Write out all the lines again, precisely as they stand, but without the images.
■ ■ ■
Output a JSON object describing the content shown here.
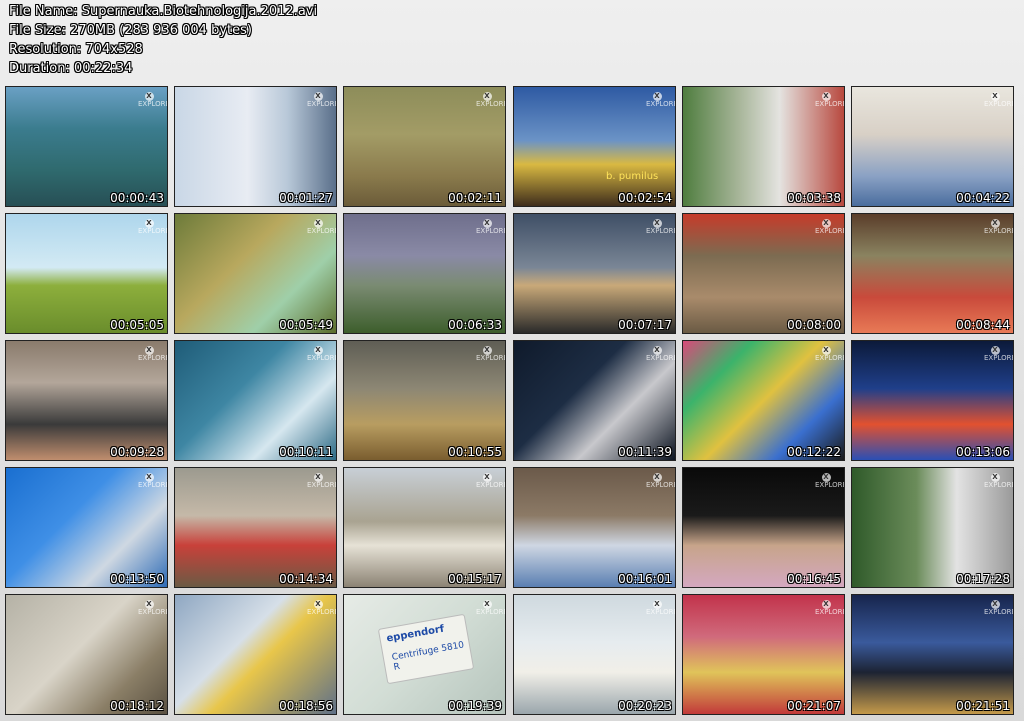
{
  "info": {
    "file_name": "File Name: Supernauka.Biotehnologija.2012.avi",
    "file_size": "File Size: 270MB (283 936 004 bytes)",
    "resolution": "Resolution: 704x528",
    "duration": "Duration: 00:22:34"
  },
  "watermark_text": "EXPLORER",
  "thumbnails": [
    {
      "time": "00:00:43",
      "bg": "linear-gradient(180deg,#6aa0c4 0%,#3b7c8e 35%,#2f6a6e 70%,#274f55 100%)"
    },
    {
      "time": "00:01:27",
      "bg": "linear-gradient(90deg,#c9d7e6 0%,#e8ecf3 45%,#b8c8d8 70%,#5a6f8a 100%)"
    },
    {
      "time": "00:02:11",
      "bg": "linear-gradient(180deg,#8d8d5a 0%,#a39c66 40%,#8a7a4c 75%,#6b5c39 100%)"
    },
    {
      "time": "00:02:54",
      "bg": "linear-gradient(180deg,#2e5aa3 0%,#6b93c6 45%,#d9b942 65%,#3e2d1c 100%)",
      "text": "b. pumilus"
    },
    {
      "time": "00:03:38",
      "bg": "linear-gradient(90deg,#4f7d3f 0%,#a8b69a 35%,#e4e3e0 60%,#b8483e 100%)"
    },
    {
      "time": "00:04:22",
      "bg": "linear-gradient(180deg,#e9e6de 0%,#d8d0c6 40%,#8aa1c4 75%,#4a6d9e 100%)"
    },
    {
      "time": "00:05:05",
      "bg": "linear-gradient(180deg,#aed6ec 0%,#d3eaf4 45%,#8daf3c 60%,#6a8d2c 100%)"
    },
    {
      "time": "00:05:49",
      "bg": "linear-gradient(135deg,#6d7b3a 0%,#b8a85e 40%,#9fcfa9 70%,#5b6d2b 100%)"
    },
    {
      "time": "00:06:33",
      "bg": "linear-gradient(180deg,#6f6f8c 0%,#8a8aa6 35%,#7a8b72 60%,#3d5e2c 100%)"
    },
    {
      "time": "00:07:17",
      "bg": "linear-gradient(180deg,#3f4f66 0%,#7a8696 45%,#c9a979 60%,#2a2a2a 100%)"
    },
    {
      "time": "00:08:00",
      "bg": "linear-gradient(180deg,#c63b2a 0%,#7c6b51 35%,#a98b6b 70%,#6a5a44 100%)"
    },
    {
      "time": "00:08:44",
      "bg": "linear-gradient(180deg,#5a3d2a 0%,#8a8360 35%,#c94a3b 70%,#e87a56 100%)"
    },
    {
      "time": "00:09:28",
      "bg": "linear-gradient(180deg,#8a7b6c 0%,#b3a69a 35%,#3a3a3a 70%,#c08e6e 100%)"
    },
    {
      "time": "00:10:11",
      "bg": "linear-gradient(135deg,#1f5c78 0%,#3e86a3 40%,#d6e7ef 70%,#2d6a85 100%)"
    },
    {
      "time": "00:10:55",
      "bg": "linear-gradient(180deg,#5f5e55 0%,#8d8774 40%,#b89d61 70%,#7a5d2f 100%)"
    },
    {
      "time": "00:11:39",
      "bg": "linear-gradient(135deg,#0f1a2b 0%,#1d2d44 40%,#c8c8cc 65%,#0d1522 100%)"
    },
    {
      "time": "00:12:22",
      "bg": "linear-gradient(135deg,#d94a7a 0%,#3bb36b 25%,#e0c140 50%,#3a6fcf 75%,#1a1a1a 100%)"
    },
    {
      "time": "00:13:06",
      "bg": "linear-gradient(180deg,#0c1a3a 0%,#1f3f8a 40%,#e2512f 70%,#2a4fb5 100%)"
    },
    {
      "time": "00:13:50",
      "bg": "linear-gradient(135deg,#1a6fd0 0%,#3f8fe6 40%,#cfd8e2 70%,#2e6bb6 100%)"
    },
    {
      "time": "00:14:34",
      "bg": "linear-gradient(180deg,#9c9a8f 0%,#c5b9a8 40%,#c8413a 65%,#6b5a44 100%)"
    },
    {
      "time": "00:15:17",
      "bg": "linear-gradient(180deg,#c8cfd6 0%,#a9a391 45%,#e6e2d6 65%,#8c8374 100%)"
    },
    {
      "time": "00:16:01",
      "bg": "linear-gradient(180deg,#6b5a4a 0%,#8c7a66 40%,#cfd7e3 65%,#5a7fb2 100%)"
    },
    {
      "time": "00:16:45",
      "bg": "linear-gradient(180deg,#0a0a0a 0%,#1a1a1a 40%,#c7a48a 65%,#d4a8c0 100%)"
    },
    {
      "time": "00:17:28",
      "bg": "linear-gradient(90deg,#2f5a2a 0%,#6b8c5a 40%,#e3e3e3 65%,#9a9a9a 100%)"
    },
    {
      "time": "00:18:12",
      "bg": "linear-gradient(135deg,#b5b2a6 0%,#d9d4c8 45%,#8a7e66 75%,#5a5142 100%)"
    },
    {
      "time": "00:18:56",
      "bg": "linear-gradient(135deg,#8fa7c2 0%,#d6dfe8 40%,#e8c64a 55%,#5f7088 100%)"
    },
    {
      "time": "00:19:39",
      "bg": "linear-gradient(135deg,#e6ebe6 0%,#d2ddd5 50%,#b5c4bc 100%)",
      "brand": "eppendorf",
      "model": "Centrifuge 5810 R"
    },
    {
      "time": "00:20:23",
      "bg": "linear-gradient(180deg,#cfd9df 0%,#e6ecef 40%,#f1efe8 65%,#9aa6ac 100%)"
    },
    {
      "time": "00:21:07",
      "bg": "linear-gradient(180deg,#c2334b 0%,#d06a7c 35%,#e0c45a 65%,#c23a3a 100%)"
    },
    {
      "time": "00:21:51",
      "bg": "linear-gradient(180deg,#17254d 0%,#3a5a9c 40%,#1c2333 65%,#c49a4a 100%)"
    }
  ]
}
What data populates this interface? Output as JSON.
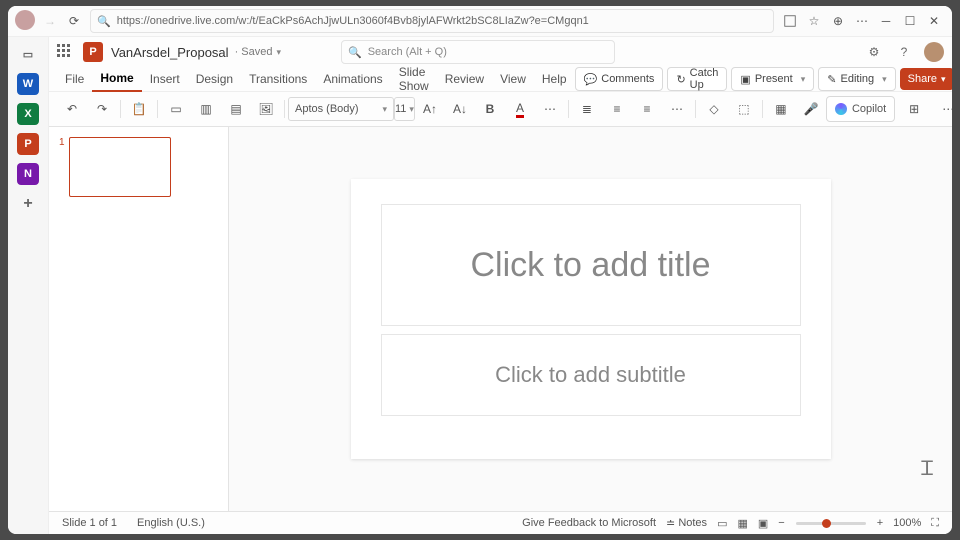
{
  "browser": {
    "url": "https://onedrive.live.com/w:/t/EaCkPs6AchJjwULn3060f4Bvb8jylAFWrkt2bSC8LIaZw?e=CMgqn1"
  },
  "rail": {
    "apps": [
      {
        "letter": "W",
        "bg": "#185abd"
      },
      {
        "letter": "X",
        "bg": "#107c41"
      },
      {
        "letter": "P",
        "bg": "#c43e1c"
      },
      {
        "letter": "N",
        "bg": "#7719aa"
      }
    ]
  },
  "title": {
    "doc": "VanArsdel_Proposal",
    "saved": "· Saved",
    "search_ph": "Search (Alt + Q)"
  },
  "tabs": [
    "File",
    "Home",
    "Insert",
    "Design",
    "Transitions",
    "Animations",
    "Slide Show",
    "Review",
    "View",
    "Help"
  ],
  "rightbar": {
    "comments": "Comments",
    "catchup": "Catch Up",
    "present": "Present",
    "editing": "Editing",
    "share": "Share"
  },
  "font": {
    "name": "Aptos (Body)",
    "size": "11"
  },
  "copilot": "Copilot",
  "slide": {
    "title_ph": "Click to add title",
    "sub_ph": "Click to add subtitle",
    "thumb_num": "1"
  },
  "status": {
    "counter": "Slide 1 of 1",
    "lang": "English (U.S.)",
    "feedback": "Give Feedback to Microsoft",
    "notes": "Notes",
    "zoom": "100%"
  }
}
■ ■ ■
EXERCISE SOLUTION
Output a JSON object describing the content shown here.
{
  "info": {
    "file_name": "File Name: Supernauka.Biotehnologija.2012.avi",
    "file_size": "File Size: 270MB (283 936 004 bytes)",
    "resolution": "Resolution: 704x528",
    "duration": "Duration: 00:22:34"
  },
  "watermark_text": "EXPLORER",
  "thumbnails": [
    {
      "time": "00:00:43",
      "bg": "linear-gradient(180deg,#6aa0c4 0%,#3b7c8e 35%,#2f6a6e 70%,#274f55 100%)"
    },
    {
      "time": "00:01:27",
      "bg": "linear-gradient(90deg,#c9d7e6 0%,#e8ecf3 45%,#b8c8d8 70%,#5a6f8a 100%)"
    },
    {
      "time": "00:02:11",
      "bg": "linear-gradient(180deg,#8d8d5a 0%,#a39c66 40%,#8a7a4c 75%,#6b5c39 100%)"
    },
    {
      "time": "00:02:54",
      "bg": "linear-gradient(180deg,#2e5aa3 0%,#6b93c6 45%,#d9b942 65%,#3e2d1c 100%)",
      "text": "b. pumilus"
    },
    {
      "time": "00:03:38",
      "bg": "linear-gradient(90deg,#4f7d3f 0%,#a8b69a 35%,#e4e3e0 60%,#b8483e 100%)"
    },
    {
      "time": "00:04:22",
      "bg": "linear-gradient(180deg,#e9e6de 0%,#d8d0c6 40%,#8aa1c4 75%,#4a6d9e 100%)"
    },
    {
      "time": "00:05:05",
      "bg": "linear-gradient(180deg,#aed6ec 0%,#d3eaf4 45%,#8daf3c 60%,#6a8d2c 100%)"
    },
    {
      "time": "00:05:49",
      "bg": "linear-gradient(135deg,#6d7b3a 0%,#b8a85e 40%,#9fcfa9 70%,#5b6d2b 100%)"
    },
    {
      "time": "00:06:33",
      "bg": "linear-gradient(180deg,#6f6f8c 0%,#8a8aa6 35%,#7a8b72 60%,#3d5e2c 100%)"
    },
    {
      "time": "00:07:17",
      "bg": "linear-gradient(180deg,#3f4f66 0%,#7a8696 45%,#c9a979 60%,#2a2a2a 100%)"
    },
    {
      "time": "00:08:00",
      "bg": "linear-gradient(180deg,#c63b2a 0%,#7c6b51 35%,#a98b6b 70%,#6a5a44 100%)"
    },
    {
      "time": "00:08:44",
      "bg": "linear-gradient(180deg,#5a3d2a 0%,#8a8360 35%,#c94a3b 70%,#e87a56 100%)"
    },
    {
      "time": "00:09:28",
      "bg": "linear-gradient(180deg,#8a7b6c 0%,#b3a69a 35%,#3a3a3a 70%,#c08e6e 100%)"
    },
    {
      "time": "00:10:11",
      "bg": "linear-gradient(135deg,#1f5c78 0%,#3e86a3 40%,#d6e7ef 70%,#2d6a85 100%)"
    },
    {
      "time": "00:10:55",
      "bg": "linear-gradient(180deg,#5f5e55 0%,#8d8774 40%,#b89d61 70%,#7a5d2f 100%)"
    },
    {
      "time": "00:11:39",
      "bg": "linear-gradient(135deg,#0f1a2b 0%,#1d2d44 40%,#c8c8cc 65%,#0d1522 100%)"
    },
    {
      "time": "00:12:22",
      "bg": "linear-gradient(135deg,#d94a7a 0%,#3bb36b 25%,#e0c140 50%,#3a6fcf 75%,#1a1a1a 100%)"
    },
    {
      "time": "00:13:06",
      "bg": "linear-gradient(180deg,#0c1a3a 0%,#1f3f8a 40%,#e2512f 70%,#2a4fb5 100%)"
    },
    {
      "time": "00:13:50",
      "bg": "linear-gradient(135deg,#1a6fd0 0%,#3f8fe6 40%,#cfd8e2 70%,#2e6bb6 100%)"
    },
    {
      "time": "00:14:34",
      "bg": "linear-gradient(180deg,#9c9a8f 0%,#c5b9a8 40%,#c8413a 65%,#6b5a44 100%)"
    },
    {
      "time": "00:15:17",
      "bg": "linear-gradient(180deg,#c8cfd6 0%,#a9a391 45%,#e6e2d6 65%,#8c8374 100%)"
    },
    {
      "time": "00:16:01",
      "bg": "linear-gradient(180deg,#6b5a4a 0%,#8c7a66 40%,#cfd7e3 65%,#5a7fb2 100%)"
    },
    {
      "time": "00:16:45",
      "bg": "linear-gradient(180deg,#0a0a0a 0%,#1a1a1a 40%,#c7a48a 65%,#d4a8c0 100%)"
    },
    {
      "time": "00:17:28",
      "bg": "linear-gradient(90deg,#2f5a2a 0%,#6b8c5a 40%,#e3e3e3 65%,#9a9a9a 100%)"
    },
    {
      "time": "00:18:12",
      "bg": "linear-gradient(135deg,#b5b2a6 0%,#d9d4c8 45%,#8a7e66 75%,#5a5142 100%)"
    },
    {
      "time": "00:18:56",
      "bg": "linear-gradient(135deg,#8fa7c2 0%,#d6dfe8 40%,#e8c64a 55%,#5f7088 100%)"
    },
    {
      "time": "00:19:39",
      "bg": "linear-gradient(135deg,#e6ebe6 0%,#d2ddd5 50%,#b5c4bc 100%)",
      "brand": "eppendorf",
      "model": "Centrifuge 5810 R"
    },
    {
      "time": "00:20:23",
      "bg": "linear-gradient(180deg,#cfd9df 0%,#e6ecef 40%,#f1efe8 65%,#9aa6ac 100%)"
    },
    {
      "time": "00:21:07",
      "bg": "linear-gradient(180deg,#c2334b 0%,#d06a7c 35%,#e0c45a 65%,#c23a3a 100%)"
    },
    {
      "time": "00:21:51",
      "bg": "linear-gradient(180deg,#17254d 0%,#3a5a9c 40%,#1c2333 65%,#c49a4a 100%)"
    }
  ]
}
What data populates this interface? Output as JSON.
{
  "browser": {
    "url": "https://onedrive.live.com/w:/t/EaCkPs6AchJjwULn3060f4Bvb8jylAFWrkt2bSC8LIaZw?e=CMgqn1"
  },
  "rail": {
    "apps": [
      {
        "letter": "W",
        "bg": "#185abd"
      },
      {
        "letter": "X",
        "bg": "#107c41"
      },
      {
        "letter": "P",
        "bg": "#c43e1c"
      },
      {
        "letter": "N",
        "bg": "#7719aa"
      }
    ]
  },
  "title": {
    "doc": "VanArsdel_Proposal",
    "saved": "· Saved",
    "search_ph": "Search (Alt + Q)"
  },
  "tabs": [
    "File",
    "Home",
    "Insert",
    "Design",
    "Transitions",
    "Animations",
    "Slide Show",
    "Review",
    "View",
    "Help"
  ],
  "rightbar": {
    "comments": "Comments",
    "catchup": "Catch Up",
    "present": "Present",
    "editing": "Editing",
    "share": "Share"
  },
  "font": {
    "name": "Aptos (Body)",
    "size": "11"
  },
  "copilot": "Copilot",
  "slide": {
    "title_ph": "Click to add title",
    "sub_ph": "Click to add subtitle",
    "thumb_num": "1"
  },
  "status": {
    "counter": "Slide 1 of 1",
    "lang": "English (U.S.)",
    "feedback": "Give Feedback to Microsoft",
    "notes": "Notes",
    "zoom": "100%"
  }
}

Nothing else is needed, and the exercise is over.